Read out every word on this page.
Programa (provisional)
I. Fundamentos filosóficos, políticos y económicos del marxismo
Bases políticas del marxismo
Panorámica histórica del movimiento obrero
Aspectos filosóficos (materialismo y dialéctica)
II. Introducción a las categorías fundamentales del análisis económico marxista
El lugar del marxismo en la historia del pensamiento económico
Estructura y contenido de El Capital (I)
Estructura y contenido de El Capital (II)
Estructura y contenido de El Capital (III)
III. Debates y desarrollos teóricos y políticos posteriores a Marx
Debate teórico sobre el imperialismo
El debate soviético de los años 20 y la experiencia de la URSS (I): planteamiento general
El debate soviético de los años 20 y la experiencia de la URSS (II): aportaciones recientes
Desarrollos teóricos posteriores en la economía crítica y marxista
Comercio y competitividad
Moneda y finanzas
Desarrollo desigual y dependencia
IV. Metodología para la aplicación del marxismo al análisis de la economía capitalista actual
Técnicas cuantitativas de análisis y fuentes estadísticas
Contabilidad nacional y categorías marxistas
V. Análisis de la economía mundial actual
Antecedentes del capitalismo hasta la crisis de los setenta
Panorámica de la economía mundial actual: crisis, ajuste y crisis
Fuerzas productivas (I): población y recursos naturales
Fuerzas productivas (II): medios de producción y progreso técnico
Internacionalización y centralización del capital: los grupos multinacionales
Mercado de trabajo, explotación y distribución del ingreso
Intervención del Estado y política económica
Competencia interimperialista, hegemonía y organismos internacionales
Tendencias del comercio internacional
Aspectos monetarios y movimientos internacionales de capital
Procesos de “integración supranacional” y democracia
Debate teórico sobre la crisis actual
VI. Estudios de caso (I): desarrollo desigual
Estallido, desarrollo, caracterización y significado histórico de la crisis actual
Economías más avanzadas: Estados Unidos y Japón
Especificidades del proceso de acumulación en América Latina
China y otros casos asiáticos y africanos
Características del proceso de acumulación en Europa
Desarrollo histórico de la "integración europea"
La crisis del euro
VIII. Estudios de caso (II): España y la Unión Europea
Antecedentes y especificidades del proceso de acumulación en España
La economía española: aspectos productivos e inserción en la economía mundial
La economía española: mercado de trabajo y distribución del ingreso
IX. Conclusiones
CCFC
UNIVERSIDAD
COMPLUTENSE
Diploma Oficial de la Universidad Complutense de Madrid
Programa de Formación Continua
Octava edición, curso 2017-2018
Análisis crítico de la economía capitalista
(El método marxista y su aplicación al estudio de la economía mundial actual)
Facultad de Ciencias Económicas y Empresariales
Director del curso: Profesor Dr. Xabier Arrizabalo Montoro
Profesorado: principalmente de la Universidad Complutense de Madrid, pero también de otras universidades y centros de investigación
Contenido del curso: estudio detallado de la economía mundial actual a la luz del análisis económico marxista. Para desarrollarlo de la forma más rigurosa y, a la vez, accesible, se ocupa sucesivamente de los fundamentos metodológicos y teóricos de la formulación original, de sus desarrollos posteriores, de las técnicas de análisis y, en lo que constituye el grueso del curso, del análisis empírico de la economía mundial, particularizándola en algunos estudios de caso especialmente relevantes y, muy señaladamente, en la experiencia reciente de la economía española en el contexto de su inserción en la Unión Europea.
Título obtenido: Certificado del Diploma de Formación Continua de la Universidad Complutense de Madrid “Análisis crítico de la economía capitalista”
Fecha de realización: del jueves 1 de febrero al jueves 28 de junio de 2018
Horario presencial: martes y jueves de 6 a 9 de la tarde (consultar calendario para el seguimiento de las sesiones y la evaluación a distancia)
==========
== EXERCISE DESCRIPTION ==
Reproduce each line of the material containing the word "aplicación".

== TASK SOLUTION ==
IV. Metodología para la aplicación del marxismo al análisis de la economía capitalista actual
(El método marxista y su aplicación al estudio de la economía mundial actual)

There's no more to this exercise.